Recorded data
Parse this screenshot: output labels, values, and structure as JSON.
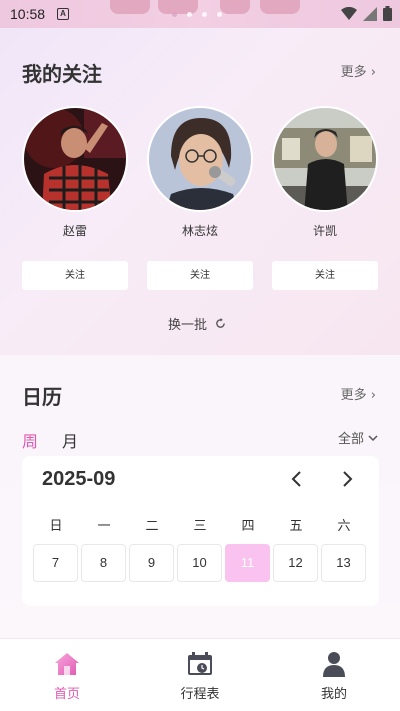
{
  "status_bar": {
    "time": "10:58",
    "app_glyph": "A"
  },
  "following": {
    "title": "我的关注",
    "more": "更多",
    "artists": [
      {
        "name": "赵雷",
        "follow_label": "关注"
      },
      {
        "name": "林志炫",
        "follow_label": "关注"
      },
      {
        "name": "许凯",
        "follow_label": "关注"
      }
    ],
    "refresh_label": "换一批"
  },
  "calendar": {
    "title": "日历",
    "more": "更多",
    "tabs": [
      {
        "label": "周",
        "active": true
      },
      {
        "label": "月",
        "active": false
      }
    ],
    "filter_label": "全部",
    "month": "2025-09",
    "weekdays": [
      "日",
      "一",
      "二",
      "三",
      "四",
      "五",
      "六"
    ],
    "dates": [
      "7",
      "8",
      "9",
      "10",
      "11",
      "12",
      "13"
    ],
    "selected_date": "11",
    "accent_color": "#e25ab0",
    "selected_color": "#f9c2ef"
  },
  "bottom_nav": {
    "items": [
      {
        "label": "首页",
        "icon": "home-icon",
        "active": true
      },
      {
        "label": "行程表",
        "icon": "calendar-schedule-icon",
        "active": false
      },
      {
        "label": "我的",
        "icon": "user-icon",
        "active": false
      }
    ]
  }
}
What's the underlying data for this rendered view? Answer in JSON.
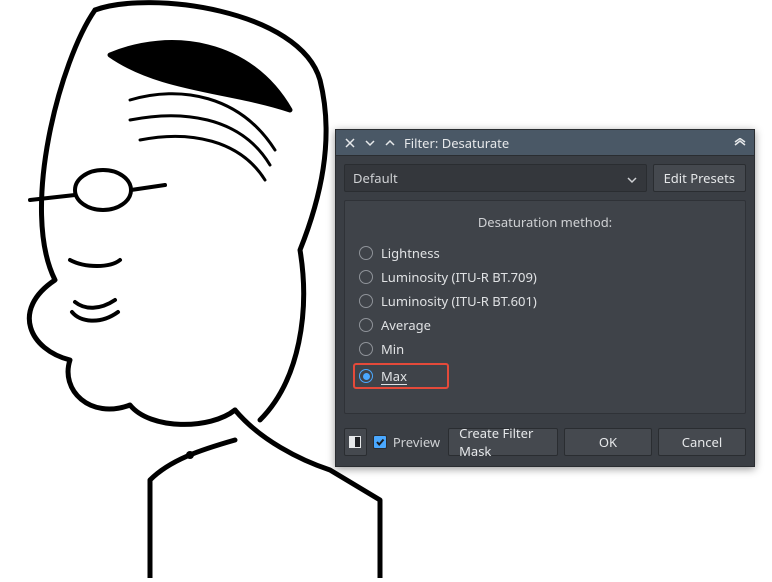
{
  "titlebar": {
    "title": "Filter: Desaturate"
  },
  "preset": {
    "selected": "Default",
    "edit_label": "Edit Presets"
  },
  "group": {
    "title": "Desaturation method:",
    "options": [
      {
        "label": "Lightness",
        "checked": false
      },
      {
        "label": "Luminosity (ITU-R BT.709)",
        "checked": false
      },
      {
        "label": "Luminosity (ITU-R BT.601)",
        "checked": false
      },
      {
        "label": "Average",
        "checked": false
      },
      {
        "label": "Min",
        "checked": false
      },
      {
        "label": "Max",
        "checked": true
      }
    ]
  },
  "footer": {
    "preview_label": "Preview",
    "preview_checked": true,
    "mask_label": "Create Filter Mask",
    "ok_label": "OK",
    "cancel_label": "Cancel"
  },
  "colors": {
    "accent": "#4aa8ff",
    "highlight": "#e44a3a",
    "panel": "#3a3e44",
    "titlebar": "#4a5866"
  }
}
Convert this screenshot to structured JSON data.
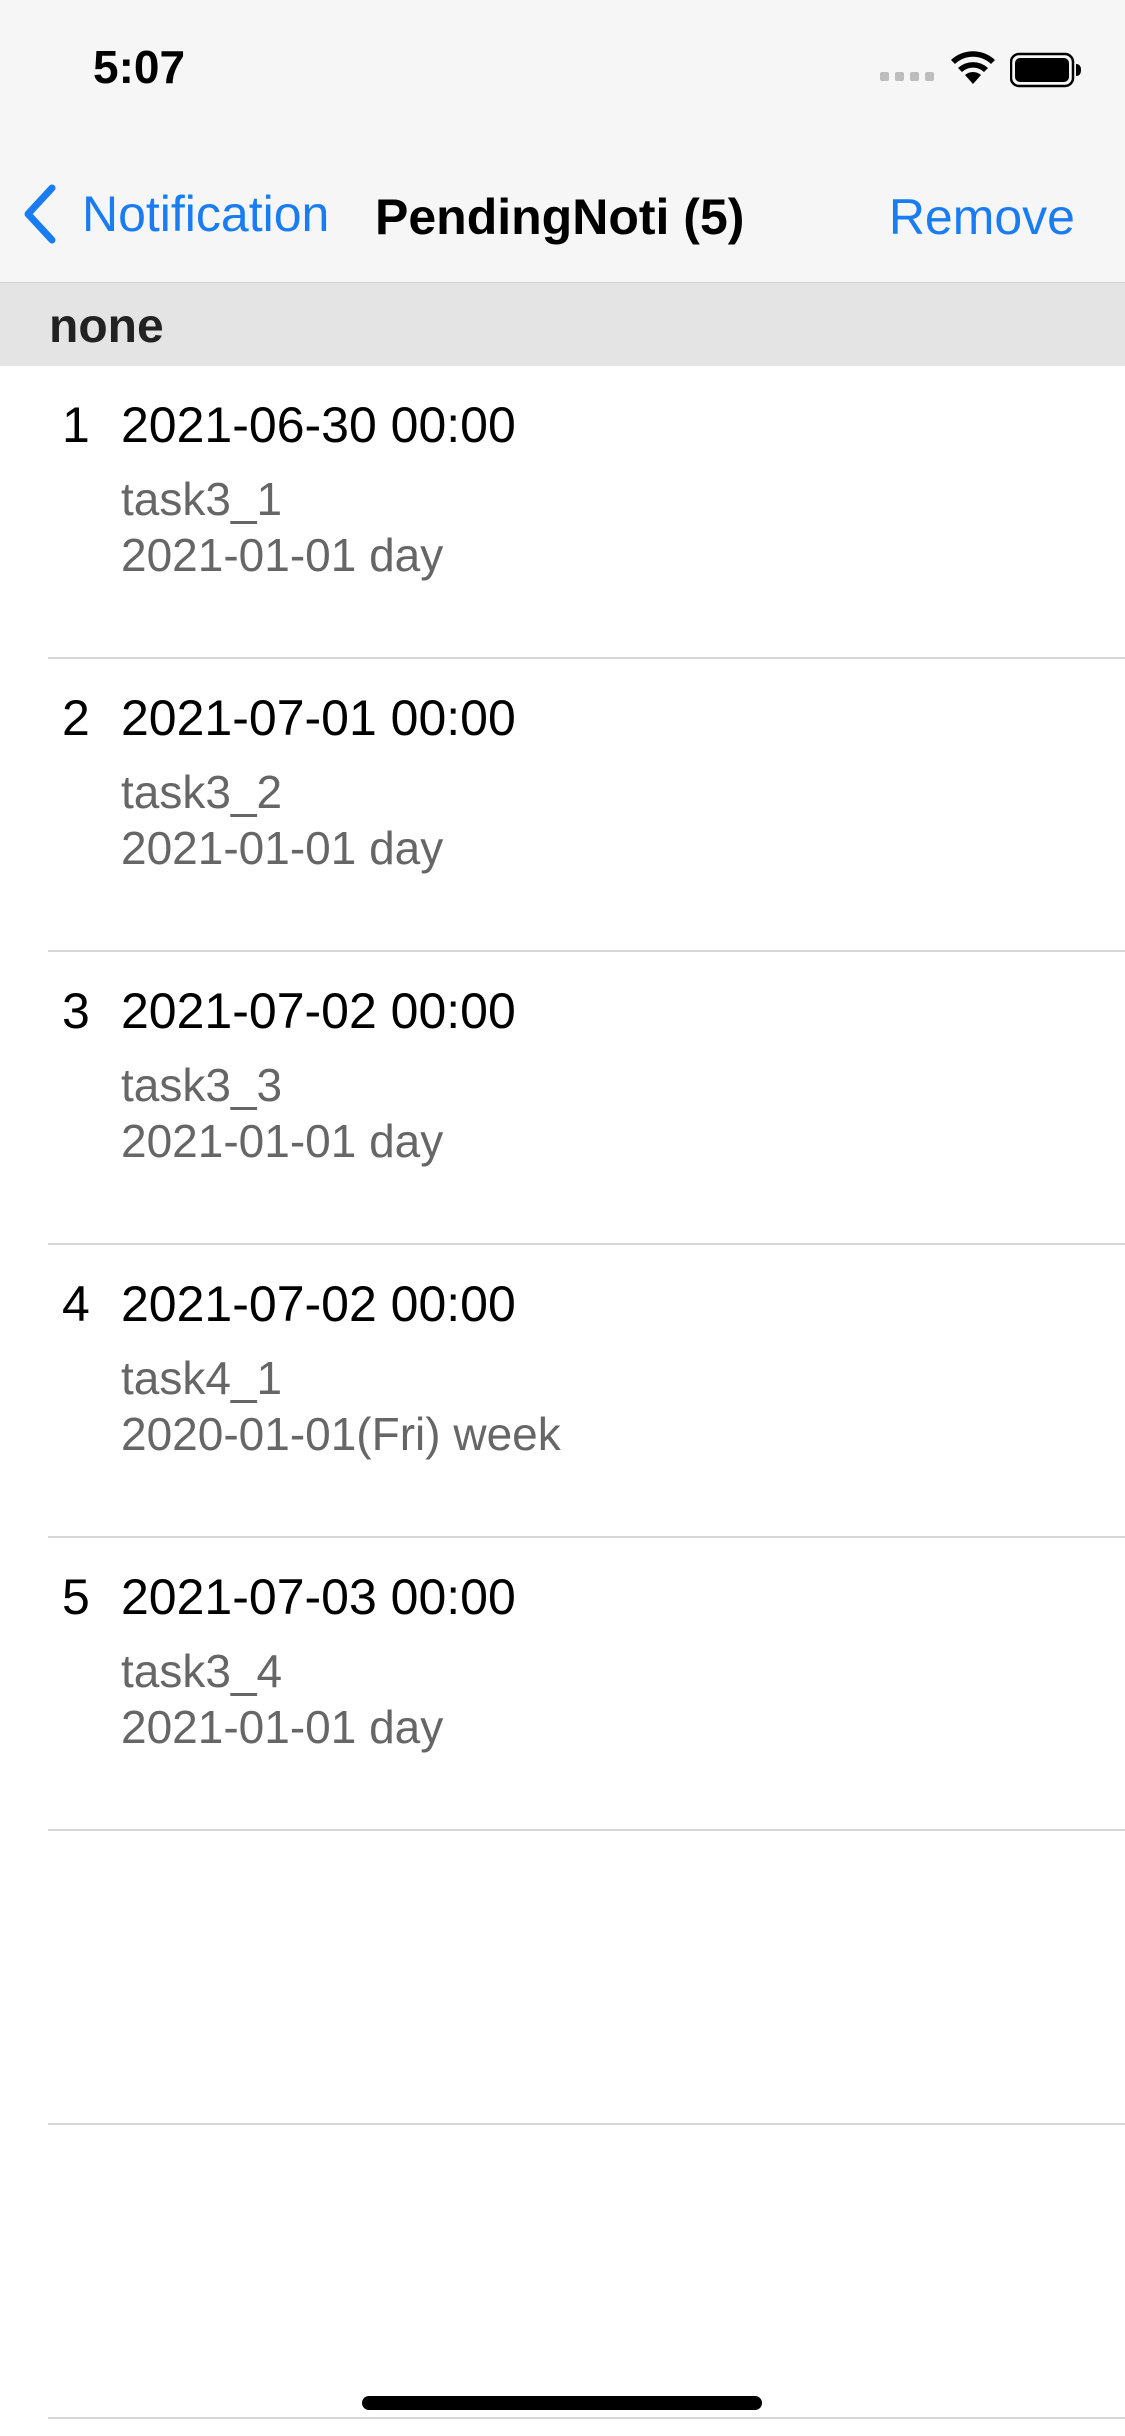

■ WRITTEN EXERCISE
Leave images out of the retyped records; keep all else exact.

■ TASK RESPONSE
Parse this screenshot: output labels, values, and structure as JSON.
{
  "status_bar": {
    "time": "10:58",
    "app_glyph": "A"
  },
  "following": {
    "title": "我的关注",
    "more": "更多",
    "artists": [
      {
        "name": "赵雷",
        "follow_label": "关注"
      },
      {
        "name": "林志炫",
        "follow_label": "关注"
      },
      {
        "name": "许凯",
        "follow_label": "关注"
      }
    ],
    "refresh_label": "换一批"
  },
  "calendar": {
    "title": "日历",
    "more": "更多",
    "tabs": [
      {
        "label": "周",
        "active": true
      },
      {
        "label": "月",
        "active": false
      }
    ],
    "filter_label": "全部",
    "month": "2025-09",
    "weekdays": [
      "日",
      "一",
      "二",
      "三",
      "四",
      "五",
      "六"
    ],
    "dates": [
      "7",
      "8",
      "9",
      "10",
      "11",
      "12",
      "13"
    ],
    "selected_date": "11",
    "accent_color": "#e25ab0",
    "selected_color": "#f9c2ef"
  },
  "bottom_nav": {
    "items": [
      {
        "label": "首页",
        "icon": "home-icon",
        "active": true
      },
      {
        "label": "行程表",
        "icon": "calendar-schedule-icon",
        "active": false
      },
      {
        "label": "我的",
        "icon": "user-icon",
        "active": false
      }
    ]
  }
}
What's the underlying data for this rendered view? Answer in JSON.
{
  "titlebar": {
    "title": "Filter: Desaturate"
  },
  "preset": {
    "selected": "Default",
    "edit_label": "Edit Presets"
  },
  "group": {
    "title": "Desaturation method:",
    "options": [
      {
        "label": "Lightness",
        "checked": false
      },
      {
        "label": "Luminosity (ITU-R BT.709)",
        "checked": false
      },
      {
        "label": "Luminosity (ITU-R BT.601)",
        "checked": false
      },
      {
        "label": "Average",
        "checked": false
      },
      {
        "label": "Min",
        "checked": false
      },
      {
        "label": "Max",
        "checked": true
      }
    ]
  },
  "footer": {
    "preview_label": "Preview",
    "preview_checked": true,
    "mask_label": "Create Filter Mask",
    "ok_label": "OK",
    "cancel_label": "Cancel"
  },
  "colors": {
    "accent": "#4aa8ff",
    "highlight": "#e44a3a",
    "panel": "#3a3e44",
    "titlebar": "#4a5866"
  }
}
Convert this screenshot to structured JSON data.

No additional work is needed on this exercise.